■ Passage to read
● ● ● ● ●

My thesis is that money only gets you a hearing. After that, it depends the
most on whether people like what they're hearing from you.

------
binalpatel
The interesting part of this is almost everyone was wrong in this (though when
you're talking the realm of probability, it's hard to actually say they were
wrong).

In my statistics classes we often talk about bias and biased estimates, that
you calculate something in such a way that it's systematically different than
the true underlying population value. (I.E. if Trump's true likelihood of
winning the presidency was X - we always resulted in estimates that were X
minus some value below).

Long story short - it's cool to see in the real world :). You can have the
fanciest models and math, but if the underlying data and assumptions you're
working with aren't representative of the population, then it's all for
naught.

------
dwiel
If you look at the democratic primary maps [1], you'll see that these white
rural voters were actually more progressive than their counterparts in the
cities.

● ● ● ● ●

■ Data excerpt
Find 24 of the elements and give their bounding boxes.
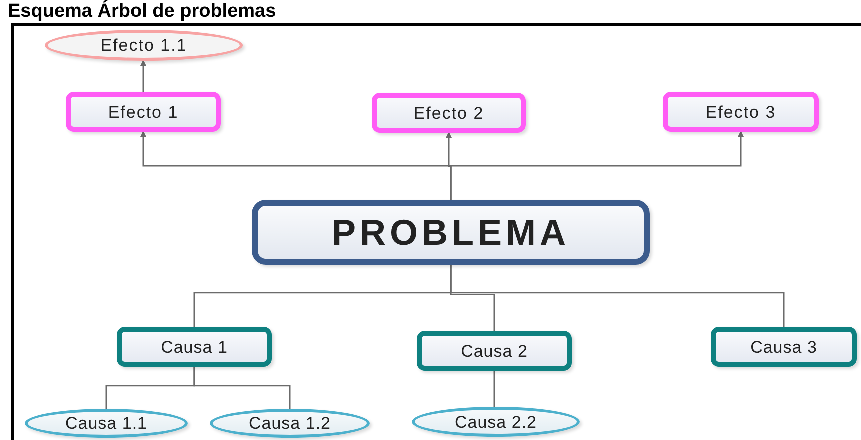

● ● ● ● ●

Write the next part of the forum thread on election forecasts, picking up right after its last sentence.

Look at the county maps for Indiana, Wisconsin, Illinois, and Michigan. The
people in the cities there thought that Bernie was too progressive and so
"unelectable" while these "backwards" racist rural voters actually voted for
him.

These are the people the DNC completely ignored. These are the people that
Trump's team saw. They aren't all stupid racist hicks. They voted for Bernie.

[1]
[https://en.wikipedia.org/wiki/Results_of_the_Democratic_Part...](https://en.wikipedia.org/wiki/Results_of_the_Democratic_Party_presidential_primaries,_2016)

------
Neliquat
Closing by by blaming white voters? Really? Can we stop the race baiting?

------
sp332
I really doubt it. They seemed as surprised as anybody.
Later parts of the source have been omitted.